■ EXERCISE AIM ■
Your task is to copy the material exactly.

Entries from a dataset
---+---

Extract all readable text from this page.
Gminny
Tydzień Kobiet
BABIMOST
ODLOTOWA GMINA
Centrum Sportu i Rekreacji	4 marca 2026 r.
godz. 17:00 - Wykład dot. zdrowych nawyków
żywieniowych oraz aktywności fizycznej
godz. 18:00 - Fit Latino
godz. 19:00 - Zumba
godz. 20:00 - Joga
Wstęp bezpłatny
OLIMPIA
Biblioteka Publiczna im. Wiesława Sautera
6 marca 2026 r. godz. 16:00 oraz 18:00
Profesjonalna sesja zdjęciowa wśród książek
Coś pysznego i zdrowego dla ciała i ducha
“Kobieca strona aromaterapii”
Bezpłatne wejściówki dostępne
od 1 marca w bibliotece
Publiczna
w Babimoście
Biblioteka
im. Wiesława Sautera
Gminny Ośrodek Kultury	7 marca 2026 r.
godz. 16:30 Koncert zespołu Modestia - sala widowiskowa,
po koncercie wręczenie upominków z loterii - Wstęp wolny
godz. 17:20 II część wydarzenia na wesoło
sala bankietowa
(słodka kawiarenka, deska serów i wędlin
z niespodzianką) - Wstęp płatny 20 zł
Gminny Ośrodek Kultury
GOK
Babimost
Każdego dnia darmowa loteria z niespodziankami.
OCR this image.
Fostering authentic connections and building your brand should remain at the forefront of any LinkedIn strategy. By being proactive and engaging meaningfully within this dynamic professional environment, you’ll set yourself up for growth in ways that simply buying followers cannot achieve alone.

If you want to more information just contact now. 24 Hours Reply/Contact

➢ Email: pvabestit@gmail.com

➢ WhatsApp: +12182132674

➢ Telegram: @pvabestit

---+---

■ ANSWER FOR THIS EXERCISE ■
Extract all readable text from this page.
Gminny
Tydzień Kobiet
BABIMOST
ODLOTOWA GMINA
Centrum Sportu i Rekreacji	4 marca 2026 r.
godz. 17:00 - Wykład dot. zdrowych nawyków
żywieniowych oraz aktywności fizycznej
godz. 18:00 - Fit Latino
godz. 19:00 - Zumba
godz. 20:00 - Joga
Wstęp bezpłatny
OLIMPIA
Biblioteka Publiczna im. Wiesława Sautera
6 marca 2026 r. godz. 16:00 oraz 18:00
Profesjonalna sesja zdjęciowa wśród książek
Coś pysznego i zdrowego dla ciała i ducha
“Kobieca strona aromaterapii”
Bezpłatne wejściówki dostępne
od 1 marca w bibliotece
Publiczna
w Babimoście
Biblioteka
im. Wiesława Sautera
Gminny Ośrodek Kultury	7 marca 2026 r.
godz. 16:30 Koncert zespołu Modestia - sala widowiskowa,
po koncercie wręczenie upominków z loterii - Wstęp wolny
godz. 17:20 II część wydarzenia na wesoło
sala bankietowa
(słodka kawiarenka, deska serów i wędlin
z niespodzianką) - Wstęp płatny 20 zł
Gminny Ośrodek Kultury
GOK
Babimost
Każdego dnia darmowa loteria z niespodziankami.
OCR this image.
Fostering authentic connections and building your brand should remain at the forefront of any LinkedIn strategy. By being proactive and engaging meaningfully within this dynamic professional environment, you’ll set yourself up for growth in ways that simply buying followers cannot achieve alone.

If you want to more information just contact now. 24 Hours Reply/Contact

➢ Email: pvabestit@gmail.com

➢ WhatsApp: +12182132674

➢ Telegram: @pvabestit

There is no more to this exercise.